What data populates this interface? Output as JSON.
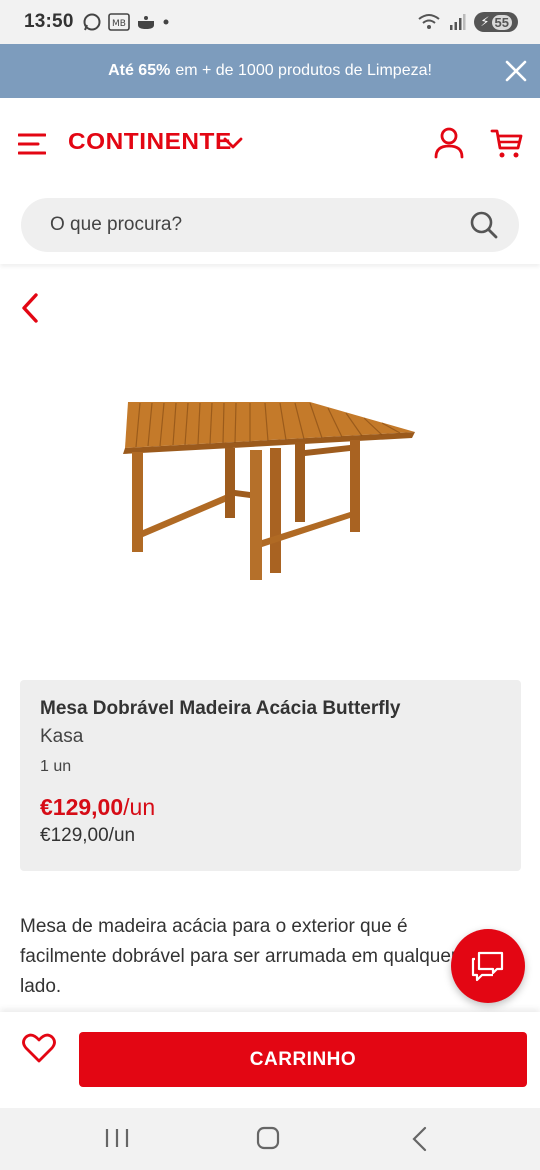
{
  "status_bar": {
    "time": "13:50",
    "battery": "55",
    "icons": [
      "whatsapp-icon",
      "multibanco-icon",
      "cooking-pot-icon",
      "dot-icon",
      "wifi-icon",
      "signal-icon",
      "battery-icon"
    ]
  },
  "promo": {
    "highlight": "Até 65%",
    "text": "em + de 1000 produtos de Limpeza!"
  },
  "header": {
    "brand": "CONTINENTE"
  },
  "search": {
    "placeholder": "O que procura?"
  },
  "product": {
    "title": "Mesa Dobrável Madeira Acácia Butterfly",
    "brand": "Kasa",
    "quantity": "1 un",
    "price": "€129,00",
    "price_suffix": "/un",
    "unit_price": "€129,00/un",
    "description": "Mesa de madeira acácia para o exterior que é facilmente dobrável para ser arrumada em qualquer lado."
  },
  "actions": {
    "cart_label": "CARRINHO"
  },
  "colors": {
    "brand_red": "#e30613",
    "promo_bg": "#7d9cbd",
    "card_bg": "#eeeeee",
    "price_red": "#d60c16"
  }
}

*Problem to work on*: Return the listing above unchanged, apart from dropping its pictures.

*Final result*:
What data populates this interface? Output as JSON.
{
  "status_bar": {
    "time": "13:50",
    "battery": "55",
    "icons": [
      "whatsapp-icon",
      "multibanco-icon",
      "cooking-pot-icon",
      "dot-icon",
      "wifi-icon",
      "signal-icon",
      "battery-icon"
    ]
  },
  "promo": {
    "highlight": "Até 65%",
    "text": "em + de 1000 produtos de Limpeza!"
  },
  "header": {
    "brand": "CONTINENTE"
  },
  "search": {
    "placeholder": "O que procura?"
  },
  "product": {
    "title": "Mesa Dobrável Madeira Acácia Butterfly",
    "brand": "Kasa",
    "quantity": "1 un",
    "price": "€129,00",
    "price_suffix": "/un",
    "unit_price": "€129,00/un",
    "description": "Mesa de madeira acácia para o exterior que é facilmente dobrável para ser arrumada em qualquer lado."
  },
  "actions": {
    "cart_label": "CARRINHO"
  },
  "colors": {
    "brand_red": "#e30613",
    "promo_bg": "#7d9cbd",
    "card_bg": "#eeeeee",
    "price_red": "#d60c16"
  }
}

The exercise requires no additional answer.